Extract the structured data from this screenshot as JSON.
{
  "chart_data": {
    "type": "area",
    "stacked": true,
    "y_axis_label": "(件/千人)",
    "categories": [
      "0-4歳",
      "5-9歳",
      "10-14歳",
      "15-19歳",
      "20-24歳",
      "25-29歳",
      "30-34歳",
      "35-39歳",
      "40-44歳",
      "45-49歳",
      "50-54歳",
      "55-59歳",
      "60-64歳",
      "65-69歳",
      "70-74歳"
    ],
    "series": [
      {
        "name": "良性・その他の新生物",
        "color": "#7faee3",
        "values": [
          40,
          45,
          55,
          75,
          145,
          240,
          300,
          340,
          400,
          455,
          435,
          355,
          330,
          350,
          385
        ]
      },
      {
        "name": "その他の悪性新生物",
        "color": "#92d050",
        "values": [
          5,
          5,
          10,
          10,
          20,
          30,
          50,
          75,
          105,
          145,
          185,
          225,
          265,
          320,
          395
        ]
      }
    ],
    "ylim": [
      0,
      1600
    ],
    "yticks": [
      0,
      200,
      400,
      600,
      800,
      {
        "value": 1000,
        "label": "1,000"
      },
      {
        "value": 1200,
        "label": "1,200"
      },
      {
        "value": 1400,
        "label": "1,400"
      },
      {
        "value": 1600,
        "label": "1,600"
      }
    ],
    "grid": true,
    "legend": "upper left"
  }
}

▶ **Written problem**: Each record above should be restated word for word.

▶ **Written answer**:
Extract the structured data from this screenshot as JSON.
{
  "chart_data": {
    "type": "area",
    "stacked": true,
    "y_axis_label": "(件/千人)",
    "categories": [
      "0-4歳",
      "5-9歳",
      "10-14歳",
      "15-19歳",
      "20-24歳",
      "25-29歳",
      "30-34歳",
      "35-39歳",
      "40-44歳",
      "45-49歳",
      "50-54歳",
      "55-59歳",
      "60-64歳",
      "65-69歳",
      "70-74歳"
    ],
    "series": [
      {
        "name": "良性・その他の新生物",
        "color": "#7faee3",
        "values": [
          40,
          45,
          55,
          75,
          145,
          240,
          300,
          340,
          400,
          455,
          435,
          355,
          330,
          350,
          385
        ]
      },
      {
        "name": "その他の悪性新生物",
        "color": "#92d050",
        "values": [
          5,
          5,
          10,
          10,
          20,
          30,
          50,
          75,
          105,
          145,
          185,
          225,
          265,
          320,
          395
        ]
      }
    ],
    "ylim": [
      0,
      1600
    ],
    "yticks": [
      0,
      200,
      400,
      600,
      800,
      {
        "value": 1000,
        "label": "1,000"
      },
      {
        "value": 1200,
        "label": "1,200"
      },
      {
        "value": 1400,
        "label": "1,400"
      },
      {
        "value": 1600,
        "label": "1,600"
      }
    ],
    "grid": true,
    "legend": "upper left"
  }
}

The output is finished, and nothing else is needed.